THE EXERCISE
Each line of the listing that contains the word "name" is to be copied.
— Start of DATA SHOWN —
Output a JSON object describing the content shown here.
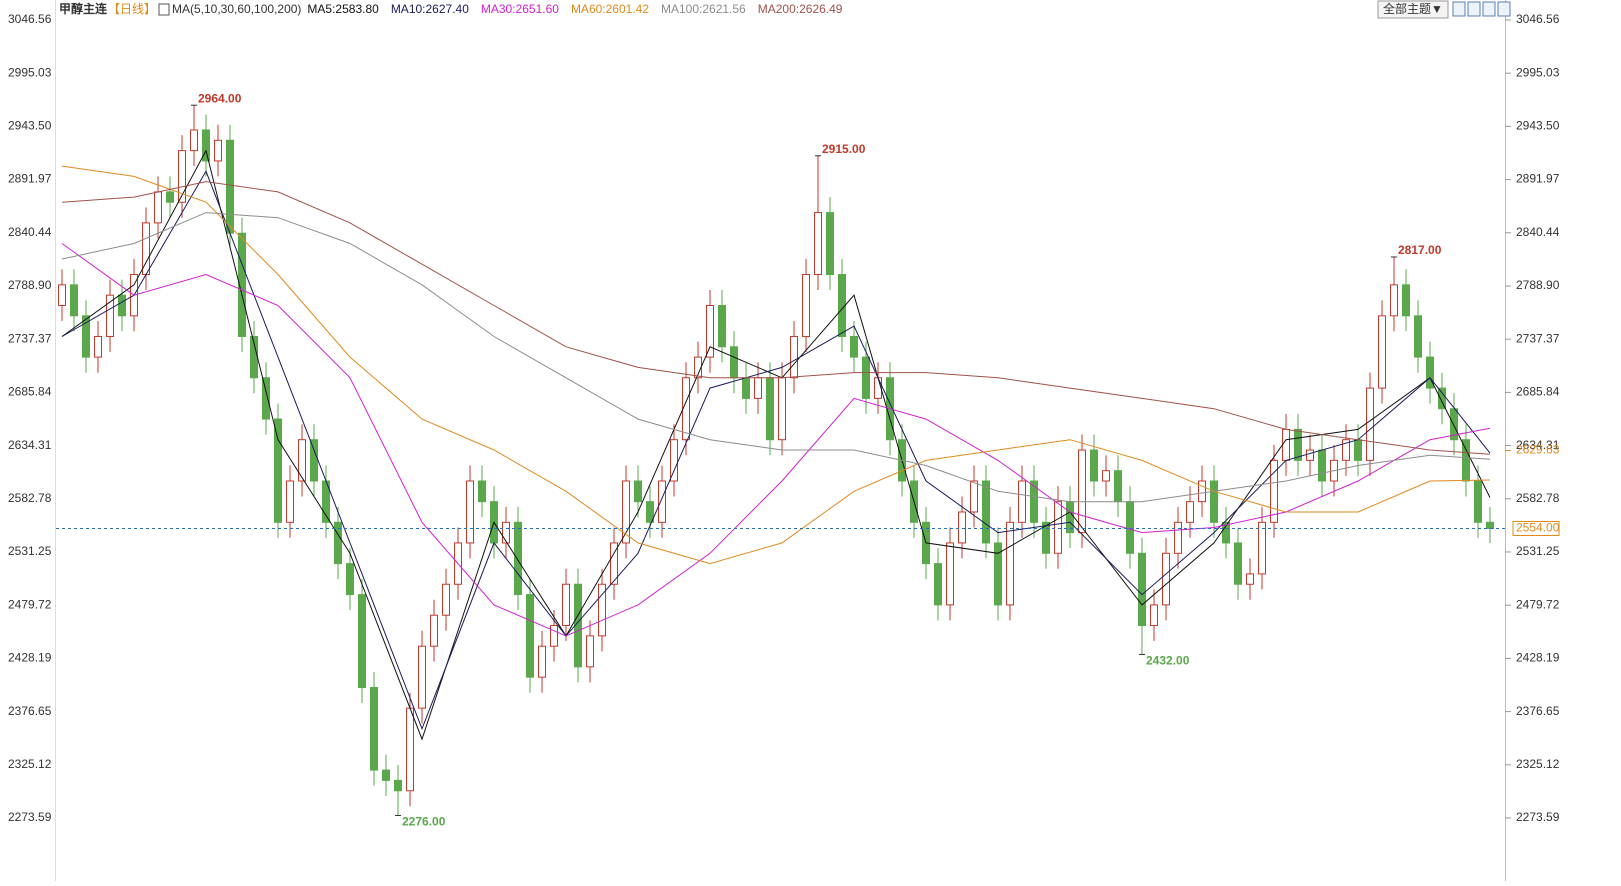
{
  "chart_data": {
    "type": "candlestick",
    "title": "甲醇主连",
    "period": "【日线】",
    "indicator": "MA(5,10,30,60,100,200)",
    "theme_button": "全部主题▼",
    "up_color": "#c0392b",
    "down_color": "#5ba84c",
    "ylim": [
      2242.6,
      3056.2
    ],
    "yticks": [
      3046.56,
      2995.03,
      {
        "value": 2943.5,
        "label": "2943.50"
      },
      2891.97,
      2840.44,
      {
        "value": 2788.9,
        "label": "2788.90"
      },
      2737.37,
      2685.84,
      2634.31,
      2582.78,
      2531.25,
      2479.72,
      2428.19,
      2376.65,
      2325.12,
      2273.59
    ],
    "candles": [
      [
        2770,
        2805,
        2755,
        2790
      ],
      [
        2790,
        2805,
        2745,
        2760
      ],
      [
        2760,
        2775,
        2705,
        2720
      ],
      [
        2720,
        2755,
        2705,
        2740
      ],
      [
        2740,
        2795,
        2725,
        2780
      ],
      [
        2780,
        2795,
        2745,
        2760
      ],
      [
        2760,
        2815,
        2745,
        2800
      ],
      [
        2800,
        2865,
        2785,
        2850
      ],
      [
        2850,
        2895,
        2835,
        2880
      ],
      [
        2880,
        2895,
        2855,
        2870
      ],
      [
        2870,
        2935,
        2855,
        2920
      ],
      [
        2920,
        2964,
        2905,
        2940
      ],
      [
        2940,
        2955,
        2895,
        2910
      ],
      [
        2910,
        2945,
        2895,
        2930
      ],
      [
        2930,
        2945,
        2825,
        2840
      ],
      [
        2840,
        2855,
        2725,
        2740
      ],
      [
        2740,
        2755,
        2685,
        2700
      ],
      [
        2700,
        2715,
        2645,
        2660
      ],
      [
        2660,
        2675,
        2545,
        2560
      ],
      [
        2560,
        2615,
        2545,
        2600
      ],
      [
        2600,
        2655,
        2585,
        2640
      ],
      [
        2640,
        2655,
        2585,
        2600
      ],
      [
        2600,
        2615,
        2545,
        2560
      ],
      [
        2560,
        2575,
        2505,
        2520
      ],
      [
        2520,
        2535,
        2475,
        2490
      ],
      [
        2490,
        2505,
        2385,
        2400
      ],
      [
        2400,
        2415,
        2305,
        2320
      ],
      [
        2320,
        2335,
        2295,
        2310
      ],
      [
        2310,
        2325,
        2276,
        2300
      ],
      [
        2300,
        2395,
        2285,
        2380
      ],
      [
        2380,
        2455,
        2365,
        2440
      ],
      [
        2440,
        2485,
        2425,
        2470
      ],
      [
        2470,
        2515,
        2455,
        2500
      ],
      [
        2500,
        2555,
        2485,
        2540
      ],
      [
        2540,
        2615,
        2525,
        2600
      ],
      [
        2600,
        2615,
        2565,
        2580
      ],
      [
        2580,
        2595,
        2525,
        2540
      ],
      [
        2540,
        2575,
        2525,
        2560
      ],
      [
        2560,
        2575,
        2475,
        2490
      ],
      [
        2490,
        2505,
        2395,
        2410
      ],
      [
        2410,
        2455,
        2395,
        2440
      ],
      [
        2440,
        2475,
        2425,
        2460
      ],
      [
        2460,
        2515,
        2445,
        2500
      ],
      [
        2500,
        2515,
        2405,
        2420
      ],
      [
        2420,
        2465,
        2405,
        2450
      ],
      [
        2450,
        2515,
        2435,
        2500
      ],
      [
        2500,
        2555,
        2485,
        2540
      ],
      [
        2540,
        2615,
        2525,
        2600
      ],
      [
        2600,
        2615,
        2565,
        2580
      ],
      [
        2580,
        2595,
        2545,
        2560
      ],
      [
        2560,
        2615,
        2545,
        2600
      ],
      [
        2600,
        2655,
        2585,
        2640
      ],
      [
        2640,
        2715,
        2625,
        2700
      ],
      [
        2700,
        2735,
        2685,
        2720
      ],
      [
        2720,
        2785,
        2705,
        2770
      ],
      [
        2770,
        2785,
        2715,
        2730
      ],
      [
        2730,
        2745,
        2685,
        2700
      ],
      [
        2700,
        2715,
        2665,
        2680
      ],
      [
        2680,
        2715,
        2665,
        2700
      ],
      [
        2700,
        2715,
        2625,
        2640
      ],
      [
        2640,
        2715,
        2625,
        2700
      ],
      [
        2700,
        2755,
        2685,
        2740
      ],
      [
        2740,
        2815,
        2725,
        2800
      ],
      [
        2800,
        2915,
        2785,
        2860
      ],
      [
        2860,
        2875,
        2785,
        2800
      ],
      [
        2800,
        2815,
        2725,
        2740
      ],
      [
        2740,
        2755,
        2705,
        2720
      ],
      [
        2720,
        2735,
        2665,
        2680
      ],
      [
        2680,
        2715,
        2665,
        2700
      ],
      [
        2700,
        2715,
        2625,
        2640
      ],
      [
        2640,
        2655,
        2585,
        2600
      ],
      [
        2600,
        2615,
        2545,
        2560
      ],
      [
        2560,
        2575,
        2505,
        2520
      ],
      [
        2520,
        2535,
        2465,
        2480
      ],
      [
        2480,
        2555,
        2465,
        2540
      ],
      [
        2540,
        2585,
        2525,
        2570
      ],
      [
        2570,
        2615,
        2555,
        2600
      ],
      [
        2600,
        2615,
        2525,
        2540
      ],
      [
        2540,
        2555,
        2465,
        2480
      ],
      [
        2480,
        2575,
        2465,
        2560
      ],
      [
        2560,
        2615,
        2545,
        2600
      ],
      [
        2600,
        2615,
        2545,
        2560
      ],
      [
        2560,
        2575,
        2515,
        2530
      ],
      [
        2530,
        2595,
        2515,
        2580
      ],
      [
        2580,
        2595,
        2535,
        2550
      ],
      [
        2550,
        2645,
        2535,
        2630
      ],
      [
        2630,
        2645,
        2585,
        2600
      ],
      [
        2600,
        2625,
        2585,
        2610
      ],
      [
        2610,
        2625,
        2565,
        2580
      ],
      [
        2580,
        2595,
        2515,
        2530
      ],
      [
        2530,
        2545,
        2432,
        2460
      ],
      [
        2460,
        2495,
        2445,
        2480
      ],
      [
        2480,
        2545,
        2465,
        2530
      ],
      [
        2530,
        2575,
        2515,
        2560
      ],
      [
        2560,
        2595,
        2545,
        2580
      ],
      [
        2580,
        2615,
        2565,
        2600
      ],
      [
        2600,
        2615,
        2545,
        2560
      ],
      [
        2560,
        2575,
        2525,
        2540
      ],
      [
        2540,
        2555,
        2485,
        2500
      ],
      [
        2500,
        2525,
        2485,
        2510
      ],
      [
        2510,
        2575,
        2495,
        2560
      ],
      [
        2560,
        2635,
        2545,
        2620
      ],
      [
        2620,
        2665,
        2605,
        2650
      ],
      [
        2650,
        2665,
        2605,
        2620
      ],
      [
        2620,
        2645,
        2605,
        2630
      ],
      [
        2630,
        2645,
        2585,
        2600
      ],
      [
        2600,
        2635,
        2585,
        2620
      ],
      [
        2620,
        2655,
        2605,
        2640
      ],
      [
        2640,
        2655,
        2605,
        2620
      ],
      [
        2620,
        2705,
        2605,
        2690
      ],
      [
        2690,
        2775,
        2675,
        2760
      ],
      [
        2760,
        2817,
        2745,
        2790
      ],
      [
        2790,
        2805,
        2745,
        2760
      ],
      [
        2760,
        2775,
        2705,
        2720
      ],
      [
        2720,
        2735,
        2675,
        2690
      ],
      [
        2690,
        2705,
        2655,
        2670
      ],
      [
        2670,
        2685,
        2625,
        2640
      ],
      [
        2640,
        2655,
        2585,
        2600
      ],
      [
        2600,
        2615,
        2545,
        2560
      ],
      [
        2560,
        2575,
        2540,
        2554
      ]
    ],
    "x": [
      0,
      6,
      12,
      18,
      24,
      30,
      36,
      42,
      48,
      54,
      60,
      66,
      72,
      78,
      84,
      90,
      96,
      102,
      108,
      114,
      119
    ],
    "series": [
      {
        "name": "MA5:2583.80",
        "color": "#111111",
        "values": [
          2740,
          2790,
          2920,
          2640,
          2530,
          2350,
          2560,
          2450,
          2570,
          2730,
          2700,
          2780,
          2540,
          2530,
          2570,
          2480,
          2540,
          2640,
          2650,
          2700,
          2584
        ]
      },
      {
        "name": "MA10:2627.40",
        "color": "#1a1a5e",
        "values": [
          2740,
          2780,
          2900,
          2720,
          2540,
          2360,
          2540,
          2450,
          2530,
          2690,
          2710,
          2750,
          2600,
          2550,
          2560,
          2490,
          2550,
          2620,
          2640,
          2700,
          2627
        ]
      },
      {
        "name": "MA30:2651.60",
        "color": "#d020d0",
        "values": [
          2830,
          2780,
          2800,
          2770,
          2700,
          2560,
          2480,
          2450,
          2480,
          2530,
          2600,
          2680,
          2660,
          2620,
          2570,
          2550,
          2555,
          2570,
          2600,
          2640,
          2651
        ]
      },
      {
        "name": "MA60:2601.42",
        "color": "#e08a1e",
        "values": [
          2905,
          2895,
          2870,
          2800,
          2720,
          2660,
          2630,
          2590,
          2540,
          2520,
          2540,
          2590,
          2620,
          2630,
          2640,
          2620,
          2590,
          2570,
          2570,
          2600,
          2601
        ]
      },
      {
        "name": "MA100:2621.56",
        "color": "#8c8c8c",
        "values": [
          2815,
          2830,
          2860,
          2855,
          2830,
          2790,
          2740,
          2700,
          2660,
          2640,
          2630,
          2630,
          2615,
          2590,
          2580,
          2580,
          2590,
          2600,
          2615,
          2625,
          2621
        ]
      },
      {
        "name": "MA200:2626.49",
        "color": "#a0524a",
        "values": [
          2870,
          2875,
          2890,
          2880,
          2850,
          2810,
          2770,
          2730,
          2710,
          2700,
          2700,
          2705,
          2705,
          2700,
          2690,
          2680,
          2670,
          2650,
          2640,
          2630,
          2626
        ]
      }
    ],
    "extremes": [
      {
        "value": 2964,
        "label": "2964.00"
      },
      {
        "value": 2915,
        "label": "2915.00"
      },
      {
        "value": 2817,
        "label": "2817.00"
      },
      {
        "value": 2432,
        "label": "2432.00"
      },
      {
        "value": 2276,
        "label": "2276.00"
      }
    ],
    "price_labels": [
      {
        "value": 2629.63,
        "color": "#e08a1e"
      },
      {
        "value": 2554,
        "label": "2554.00",
        "color": "#e08a1e"
      }
    ]
  }
}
— End of DATA SHOWN —
COMPLETED TASK
        "name": "MA5:2583.80",
        "name": "MA10:2627.40",
        "name": "MA30:2651.60",
        "name": "MA60:2601.42",
        "name": "MA100:2621.56",
        "name": "MA200:2626.49",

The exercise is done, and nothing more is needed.